TASK: Print out every line, exactly as written.
####################
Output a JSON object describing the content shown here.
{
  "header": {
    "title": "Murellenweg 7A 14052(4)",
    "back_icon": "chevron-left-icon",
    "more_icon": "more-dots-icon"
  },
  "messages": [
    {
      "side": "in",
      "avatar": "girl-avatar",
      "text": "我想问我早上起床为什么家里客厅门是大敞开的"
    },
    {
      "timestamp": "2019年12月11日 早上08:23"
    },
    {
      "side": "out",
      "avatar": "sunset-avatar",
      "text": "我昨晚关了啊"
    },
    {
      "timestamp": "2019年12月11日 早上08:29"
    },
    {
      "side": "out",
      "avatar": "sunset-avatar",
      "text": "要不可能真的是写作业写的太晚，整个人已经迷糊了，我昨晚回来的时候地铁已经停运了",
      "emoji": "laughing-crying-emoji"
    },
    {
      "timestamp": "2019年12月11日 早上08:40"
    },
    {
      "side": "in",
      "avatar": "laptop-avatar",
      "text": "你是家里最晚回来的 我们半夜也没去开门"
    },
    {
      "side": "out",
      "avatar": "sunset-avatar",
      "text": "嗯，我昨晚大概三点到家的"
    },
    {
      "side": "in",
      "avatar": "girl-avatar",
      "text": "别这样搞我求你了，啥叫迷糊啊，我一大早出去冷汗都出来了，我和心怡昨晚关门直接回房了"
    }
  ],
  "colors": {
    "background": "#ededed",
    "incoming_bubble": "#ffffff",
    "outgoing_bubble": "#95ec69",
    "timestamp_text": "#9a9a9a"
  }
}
####################
ANSWER TO THIS EXERCISE:
Output a JSON object describing the content shown here.
{
  "header": {
    "title": "Murellenweg 7A 14052(4)",
    "back_icon": "chevron-left-icon",
    "more_icon": "more-dots-icon"
  },
  "messages": [
    {
      "side": "in",
      "avatar": "girl-avatar",
      "text": "我想问我早上起床为什么家里客厅门是大敞开的"
    },
    {
      "timestamp": "2019年12月11日 早上08:23"
    },
    {
      "side": "out",
      "avatar": "sunset-avatar",
      "text": "我昨晚关了啊"
    },
    {
      "timestamp": "2019年12月11日 早上08:29"
    },
    {
      "side": "out",
      "avatar": "sunset-avatar",
      "text": "要不可能真的是写作业写的太晚，整个人已经迷糊了，我昨晚回来的时候地铁已经停运了",
      "emoji": "laughing-crying-emoji"
    },
    {
      "timestamp": "2019年12月11日 早上08:40"
    },
    {
      "side": "in",
      "avatar": "laptop-avatar",
      "text": "你是家里最晚回来的 我们半夜也没去开门"
    },
    {
      "side": "out",
      "avatar": "sunset-avatar",
      "text": "嗯，我昨晚大概三点到家的"
    },
    {
      "side": "in",
      "avatar": "girl-avatar",
      "text": "别这样搞我求你了，啥叫迷糊啊，我一大早出去冷汗都出来了，我和心怡昨晚关门直接回房了"
    }
  ],
  "colors": {
    "background": "#ededed",
    "incoming_bubble": "#ffffff",
    "outgoing_bubble": "#95ec69",
    "timestamp_text": "#9a9a9a"
  }
}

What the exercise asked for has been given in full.